Dataset items:
====================

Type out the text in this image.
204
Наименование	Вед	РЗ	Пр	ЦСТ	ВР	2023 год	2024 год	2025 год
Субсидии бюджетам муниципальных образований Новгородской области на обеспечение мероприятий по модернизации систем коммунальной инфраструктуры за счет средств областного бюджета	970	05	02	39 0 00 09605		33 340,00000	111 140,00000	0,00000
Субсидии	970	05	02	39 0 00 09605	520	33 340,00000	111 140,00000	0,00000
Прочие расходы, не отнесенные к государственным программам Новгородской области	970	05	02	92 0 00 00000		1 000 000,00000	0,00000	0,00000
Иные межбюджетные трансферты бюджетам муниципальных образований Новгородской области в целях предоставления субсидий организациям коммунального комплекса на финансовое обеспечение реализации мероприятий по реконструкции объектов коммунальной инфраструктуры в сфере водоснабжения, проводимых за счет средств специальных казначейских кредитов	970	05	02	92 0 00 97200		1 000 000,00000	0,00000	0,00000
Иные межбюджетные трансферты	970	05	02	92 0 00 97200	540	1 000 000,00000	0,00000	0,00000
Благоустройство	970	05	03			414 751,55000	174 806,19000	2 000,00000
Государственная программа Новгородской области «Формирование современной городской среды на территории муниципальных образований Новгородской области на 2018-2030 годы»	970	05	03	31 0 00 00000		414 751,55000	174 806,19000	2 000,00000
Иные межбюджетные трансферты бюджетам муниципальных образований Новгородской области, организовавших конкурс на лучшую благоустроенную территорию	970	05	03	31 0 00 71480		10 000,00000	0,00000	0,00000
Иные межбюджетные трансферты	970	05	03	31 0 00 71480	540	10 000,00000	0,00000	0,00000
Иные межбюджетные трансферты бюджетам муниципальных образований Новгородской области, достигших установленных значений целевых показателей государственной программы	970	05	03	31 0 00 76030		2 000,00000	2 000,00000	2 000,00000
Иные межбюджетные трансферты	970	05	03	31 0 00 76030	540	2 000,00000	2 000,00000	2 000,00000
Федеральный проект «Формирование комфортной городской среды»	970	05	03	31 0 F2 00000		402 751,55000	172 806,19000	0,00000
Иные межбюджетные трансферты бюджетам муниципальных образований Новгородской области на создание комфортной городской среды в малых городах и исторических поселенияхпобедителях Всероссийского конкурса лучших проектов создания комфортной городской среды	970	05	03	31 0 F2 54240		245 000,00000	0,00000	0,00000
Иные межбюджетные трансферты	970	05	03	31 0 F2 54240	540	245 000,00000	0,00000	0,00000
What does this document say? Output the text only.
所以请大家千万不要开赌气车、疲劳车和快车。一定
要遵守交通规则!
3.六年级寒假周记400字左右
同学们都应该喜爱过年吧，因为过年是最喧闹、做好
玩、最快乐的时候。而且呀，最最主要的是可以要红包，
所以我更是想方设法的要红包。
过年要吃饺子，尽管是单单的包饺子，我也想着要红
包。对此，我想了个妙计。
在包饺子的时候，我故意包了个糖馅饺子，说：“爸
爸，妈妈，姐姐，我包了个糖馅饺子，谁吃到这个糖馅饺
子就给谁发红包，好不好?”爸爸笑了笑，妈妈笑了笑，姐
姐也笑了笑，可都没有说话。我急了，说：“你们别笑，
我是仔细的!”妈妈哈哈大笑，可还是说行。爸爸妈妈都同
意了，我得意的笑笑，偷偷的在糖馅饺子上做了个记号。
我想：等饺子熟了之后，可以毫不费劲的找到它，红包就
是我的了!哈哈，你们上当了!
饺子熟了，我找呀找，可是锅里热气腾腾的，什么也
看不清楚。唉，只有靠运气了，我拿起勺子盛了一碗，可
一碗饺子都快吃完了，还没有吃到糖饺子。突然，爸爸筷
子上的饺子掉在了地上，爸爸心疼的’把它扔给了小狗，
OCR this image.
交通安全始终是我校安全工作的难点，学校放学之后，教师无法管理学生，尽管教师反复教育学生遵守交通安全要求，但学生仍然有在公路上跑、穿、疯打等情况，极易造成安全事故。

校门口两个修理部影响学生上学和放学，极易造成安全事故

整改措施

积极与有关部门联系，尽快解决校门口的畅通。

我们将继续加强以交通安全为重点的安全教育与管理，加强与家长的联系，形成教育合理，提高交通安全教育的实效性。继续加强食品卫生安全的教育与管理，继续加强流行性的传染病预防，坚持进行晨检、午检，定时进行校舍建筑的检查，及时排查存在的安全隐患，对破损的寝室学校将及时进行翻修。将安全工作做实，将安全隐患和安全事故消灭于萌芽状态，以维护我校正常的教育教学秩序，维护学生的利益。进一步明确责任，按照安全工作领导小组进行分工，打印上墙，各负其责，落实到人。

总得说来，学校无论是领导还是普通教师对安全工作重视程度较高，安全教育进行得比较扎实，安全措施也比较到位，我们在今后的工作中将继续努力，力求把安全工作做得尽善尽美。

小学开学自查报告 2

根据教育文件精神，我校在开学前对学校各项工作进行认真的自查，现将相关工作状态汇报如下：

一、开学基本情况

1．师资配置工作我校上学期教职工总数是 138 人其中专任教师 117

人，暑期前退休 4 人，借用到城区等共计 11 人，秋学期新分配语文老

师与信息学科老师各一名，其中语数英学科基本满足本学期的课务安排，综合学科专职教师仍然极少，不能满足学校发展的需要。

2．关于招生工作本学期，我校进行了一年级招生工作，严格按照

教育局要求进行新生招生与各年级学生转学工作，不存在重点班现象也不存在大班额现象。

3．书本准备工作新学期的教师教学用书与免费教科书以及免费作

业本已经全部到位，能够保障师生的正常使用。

====================

## WORK TO COMPLETE
Transcribe the material above in its entirety. Match it exactly.

## THE RESPONSE
Type out the text in this image.
204
Наименование	Вед	РЗ	Пр	ЦСТ	ВР	2023 год	2024 год	2025 год
Субсидии бюджетам муниципальных образований Новгородской области на обеспечение мероприятий по модернизации систем коммунальной инфраструктуры за счет средств областного бюджета	970	05	02	39 0 00 09605		33 340,00000	111 140,00000	0,00000
Субсидии	970	05	02	39 0 00 09605	520	33 340,00000	111 140,00000	0,00000
Прочие расходы, не отнесенные к государственным программам Новгородской области	970	05	02	92 0 00 00000		1 000 000,00000	0,00000	0,00000
Иные межбюджетные трансферты бюджетам муниципальных образований Новгородской области в целях предоставления субсидий организациям коммунального комплекса на финансовое обеспечение реализации мероприятий по реконструкции объектов коммунальной инфраструктуры в сфере водоснабжения, проводимых за счет средств специальных казначейских кредитов	970	05	02	92 0 00 97200		1 000 000,00000	0,00000	0,00000
Иные межбюджетные трансферты	970	05	02	92 0 00 97200	540	1 000 000,00000	0,00000	0,00000
Благоустройство	970	05	03			414 751,55000	174 806,19000	2 000,00000
Государственная программа Новгородской области «Формирование современной городской среды на территории муниципальных образований Новгородской области на 2018-2030 годы»	970	05	03	31 0 00 00000		414 751,55000	174 806,19000	2 000,00000
Иные межбюджетные трансферты бюджетам муниципальных образований Новгородской области, организовавших конкурс на лучшую благоустроенную территорию	970	05	03	31 0 00 71480		10 000,00000	0,00000	0,00000
Иные межбюджетные трансферты	970	05	03	31 0 00 71480	540	10 000,00000	0,00000	0,00000
Иные межбюджетные трансферты бюджетам муниципальных образований Новгородской области, достигших установленных значений целевых показателей государственной программы	970	05	03	31 0 00 76030		2 000,00000	2 000,00000	2 000,00000
Иные межбюджетные трансферты	970	05	03	31 0 00 76030	540	2 000,00000	2 000,00000	2 000,00000
Федеральный проект «Формирование комфортной городской среды»	970	05	03	31 0 F2 00000		402 751,55000	172 806,19000	0,00000
Иные межбюджетные трансферты бюджетам муниципальных образований Новгородской области на создание комфортной городской среды в малых городах и исторических поселенияхпобедителях Всероссийского конкурса лучших проектов создания комфортной городской среды	970	05	03	31 0 F2 54240		245 000,00000	0,00000	0,00000
Иные межбюджетные трансферты	970	05	03	31 0 F2 54240	540	245 000,00000	0,00000	0,00000
What does this document say? Output the text only.
所以请大家千万不要开赌气车、疲劳车和快车。一定
要遵守交通规则!
3.六年级寒假周记400字左右
同学们都应该喜爱过年吧，因为过年是最喧闹、做好
玩、最快乐的时候。而且呀，最最主要的是可以要红包，
所以我更是想方设法的要红包。
过年要吃饺子，尽管是单单的包饺子，我也想着要红
包。对此，我想了个妙计。
在包饺子的时候，我故意包了个糖馅饺子，说：“爸
爸，妈妈，姐姐，我包了个糖馅饺子，谁吃到这个糖馅饺
子就给谁发红包，好不好?”爸爸笑了笑，妈妈笑了笑，姐
姐也笑了笑，可都没有说话。我急了，说：“你们别笑，
我是仔细的!”妈妈哈哈大笑，可还是说行。爸爸妈妈都同
意了，我得意的笑笑，偷偷的在糖馅饺子上做了个记号。
我想：等饺子熟了之后，可以毫不费劲的找到它，红包就
是我的了!哈哈，你们上当了!
饺子熟了，我找呀找，可是锅里热气腾腾的，什么也
看不清楚。唉，只有靠运气了，我拿起勺子盛了一碗，可
一碗饺子都快吃完了，还没有吃到糖饺子。突然，爸爸筷
子上的饺子掉在了地上，爸爸心疼的’把它扔给了小狗，
OCR this image.
交通安全始终是我校安全工作的难点，学校放学之后，教师无法管理学生，尽管教师反复教育学生遵守交通安全要求，但学生仍然有在公路上跑、穿、疯打等情况，极易造成安全事故。

校门口两个修理部影响学生上学和放学，极易造成安全事故

整改措施

积极与有关部门联系，尽快解决校门口的畅通。

我们将继续加强以交通安全为重点的安全教育与管理，加强与家长的联系，形成教育合理，提高交通安全教育的实效性。继续加强食品卫生安全的教育与管理，继续加强流行性的传染病预防，坚持进行晨检、午检，定时进行校舍建筑的检查，及时排查存在的安全隐患，对破损的寝室学校将及时进行翻修。将安全工作做实，将安全隐患和安全事故消灭于萌芽状态，以维护我校正常的教育教学秩序，维护学生的利益。进一步明确责任，按照安全工作领导小组进行分工，打印上墙，各负其责，落实到人。

总得说来，学校无论是领导还是普通教师对安全工作重视程度较高，安全教育进行得比较扎实，安全措施也比较到位，我们在今后的工作中将继续努力，力求把安全工作做得尽善尽美。

小学开学自查报告 2

根据教育文件精神，我校在开学前对学校各项工作进行认真的自查，现将相关工作状态汇报如下：

一、开学基本情况

1．师资配置工作我校上学期教职工总数是 138 人其中专任教师 117

人，暑期前退休 4 人，借用到城区等共计 11 人，秋学期新分配语文老

师与信息学科老师各一名，其中语数英学科基本满足本学期的课务安排，综合学科专职教师仍然极少，不能满足学校发展的需要。

2．关于招生工作本学期，我校进行了一年级招生工作，严格按照

教育局要求进行新生招生与各年级学生转学工作，不存在重点班现象也不存在大班额现象。

3．书本准备工作新学期的教师教学用书与免费教科书以及免费作

业本已经全部到位，能够保障师生的正常使用。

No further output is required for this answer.